• **Goal of the exercise**: Count the lines below that contain the string "Sono". Matching is case-sensitive. Reply with the number only.

=====

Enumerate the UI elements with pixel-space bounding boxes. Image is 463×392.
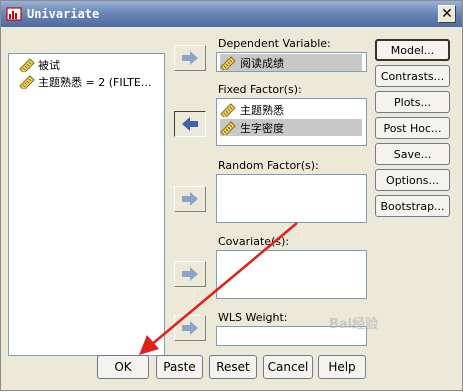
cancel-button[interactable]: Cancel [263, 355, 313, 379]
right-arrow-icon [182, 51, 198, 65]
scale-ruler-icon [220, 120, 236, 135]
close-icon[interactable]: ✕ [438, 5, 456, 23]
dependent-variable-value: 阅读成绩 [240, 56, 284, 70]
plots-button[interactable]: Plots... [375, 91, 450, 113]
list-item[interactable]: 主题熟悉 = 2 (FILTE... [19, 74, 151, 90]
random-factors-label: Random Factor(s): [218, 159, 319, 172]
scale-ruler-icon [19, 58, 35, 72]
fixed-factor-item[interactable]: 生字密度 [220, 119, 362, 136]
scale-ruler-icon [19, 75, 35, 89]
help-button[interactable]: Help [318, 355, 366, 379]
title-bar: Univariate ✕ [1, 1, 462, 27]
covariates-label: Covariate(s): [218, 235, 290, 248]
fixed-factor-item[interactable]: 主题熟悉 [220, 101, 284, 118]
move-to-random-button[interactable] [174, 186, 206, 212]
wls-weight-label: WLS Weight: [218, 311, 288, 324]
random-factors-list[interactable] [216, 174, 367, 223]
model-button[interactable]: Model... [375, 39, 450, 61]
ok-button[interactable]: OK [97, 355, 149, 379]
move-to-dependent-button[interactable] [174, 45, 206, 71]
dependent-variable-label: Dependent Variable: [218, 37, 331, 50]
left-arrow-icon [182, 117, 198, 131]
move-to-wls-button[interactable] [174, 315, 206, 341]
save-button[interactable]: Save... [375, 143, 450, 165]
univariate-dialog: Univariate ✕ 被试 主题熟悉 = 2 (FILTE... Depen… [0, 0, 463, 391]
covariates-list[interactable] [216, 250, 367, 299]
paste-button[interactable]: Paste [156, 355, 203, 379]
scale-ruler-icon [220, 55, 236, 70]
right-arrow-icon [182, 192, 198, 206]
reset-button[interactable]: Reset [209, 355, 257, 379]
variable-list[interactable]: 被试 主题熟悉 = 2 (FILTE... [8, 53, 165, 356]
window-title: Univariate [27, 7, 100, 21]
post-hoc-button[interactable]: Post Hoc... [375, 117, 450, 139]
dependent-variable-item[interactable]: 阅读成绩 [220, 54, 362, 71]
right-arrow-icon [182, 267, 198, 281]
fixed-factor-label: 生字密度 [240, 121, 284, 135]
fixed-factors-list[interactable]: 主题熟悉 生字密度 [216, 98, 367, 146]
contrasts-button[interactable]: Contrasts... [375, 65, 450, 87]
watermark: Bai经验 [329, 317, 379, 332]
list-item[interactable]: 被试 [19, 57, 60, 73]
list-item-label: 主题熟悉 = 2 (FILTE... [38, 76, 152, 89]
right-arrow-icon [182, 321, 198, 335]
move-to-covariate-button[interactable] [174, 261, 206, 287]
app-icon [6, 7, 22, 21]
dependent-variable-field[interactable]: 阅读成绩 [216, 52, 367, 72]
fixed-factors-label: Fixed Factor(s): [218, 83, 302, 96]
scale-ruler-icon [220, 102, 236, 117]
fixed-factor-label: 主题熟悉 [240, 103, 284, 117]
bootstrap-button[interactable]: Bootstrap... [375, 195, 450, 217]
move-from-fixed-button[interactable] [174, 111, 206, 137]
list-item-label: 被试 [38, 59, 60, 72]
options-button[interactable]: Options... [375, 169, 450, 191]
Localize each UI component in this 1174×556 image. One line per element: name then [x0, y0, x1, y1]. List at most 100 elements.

=====

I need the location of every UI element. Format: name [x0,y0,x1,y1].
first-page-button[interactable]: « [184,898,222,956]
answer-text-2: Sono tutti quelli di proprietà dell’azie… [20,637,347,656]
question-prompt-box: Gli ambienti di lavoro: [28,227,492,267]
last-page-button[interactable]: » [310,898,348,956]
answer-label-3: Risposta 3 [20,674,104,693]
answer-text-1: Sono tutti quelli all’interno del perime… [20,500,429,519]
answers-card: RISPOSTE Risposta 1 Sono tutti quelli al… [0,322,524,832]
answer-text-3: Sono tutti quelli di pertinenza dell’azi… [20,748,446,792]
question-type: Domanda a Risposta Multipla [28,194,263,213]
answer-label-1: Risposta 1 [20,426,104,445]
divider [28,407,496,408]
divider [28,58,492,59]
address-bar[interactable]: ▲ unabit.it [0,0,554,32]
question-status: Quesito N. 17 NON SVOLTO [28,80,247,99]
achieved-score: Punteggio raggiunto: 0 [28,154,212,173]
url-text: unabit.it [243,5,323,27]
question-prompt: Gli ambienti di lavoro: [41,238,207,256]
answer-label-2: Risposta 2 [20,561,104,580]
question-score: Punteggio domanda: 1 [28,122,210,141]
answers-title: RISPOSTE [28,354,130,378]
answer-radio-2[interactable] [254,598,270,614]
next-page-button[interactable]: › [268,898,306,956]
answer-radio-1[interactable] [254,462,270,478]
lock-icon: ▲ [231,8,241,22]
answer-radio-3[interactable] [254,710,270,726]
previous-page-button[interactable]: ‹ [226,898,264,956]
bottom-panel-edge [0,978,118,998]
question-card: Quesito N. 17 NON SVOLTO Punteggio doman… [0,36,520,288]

=====

• **The reply**: 4